• **YOUR OBJECTIVE**
Find the lines that hold "yesterday". Report only how many there are.

Records from a collection
--- Start ---

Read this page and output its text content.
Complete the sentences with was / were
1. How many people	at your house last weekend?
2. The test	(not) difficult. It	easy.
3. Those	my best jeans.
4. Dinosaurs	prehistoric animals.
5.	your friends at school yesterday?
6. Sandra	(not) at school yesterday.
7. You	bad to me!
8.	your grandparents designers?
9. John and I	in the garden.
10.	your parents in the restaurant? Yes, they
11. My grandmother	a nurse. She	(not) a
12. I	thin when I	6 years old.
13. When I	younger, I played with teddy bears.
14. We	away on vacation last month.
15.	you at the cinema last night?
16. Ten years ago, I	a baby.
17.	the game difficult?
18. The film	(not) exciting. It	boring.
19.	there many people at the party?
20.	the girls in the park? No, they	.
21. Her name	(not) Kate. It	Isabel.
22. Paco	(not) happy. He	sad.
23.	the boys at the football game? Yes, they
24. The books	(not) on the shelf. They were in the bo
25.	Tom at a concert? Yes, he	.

--- End ---
--- Start ---

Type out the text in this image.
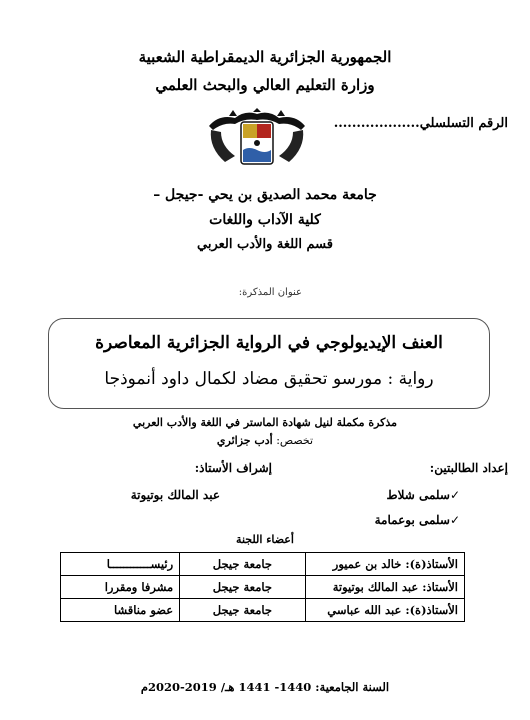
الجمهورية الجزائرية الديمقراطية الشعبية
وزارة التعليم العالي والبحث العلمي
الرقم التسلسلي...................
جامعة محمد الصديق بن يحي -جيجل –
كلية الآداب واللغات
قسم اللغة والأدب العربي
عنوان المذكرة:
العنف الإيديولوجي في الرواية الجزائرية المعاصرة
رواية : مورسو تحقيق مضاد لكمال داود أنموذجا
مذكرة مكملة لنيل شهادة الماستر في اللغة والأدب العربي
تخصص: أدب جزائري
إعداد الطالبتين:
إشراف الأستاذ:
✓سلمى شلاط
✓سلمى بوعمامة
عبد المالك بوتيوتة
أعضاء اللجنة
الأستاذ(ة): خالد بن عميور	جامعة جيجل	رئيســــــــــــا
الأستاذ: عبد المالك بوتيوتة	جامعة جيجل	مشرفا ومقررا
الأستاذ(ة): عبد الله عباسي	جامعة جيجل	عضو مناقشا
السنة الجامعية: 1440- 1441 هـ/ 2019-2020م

--- End ---

• **TASK OUTPUT**
2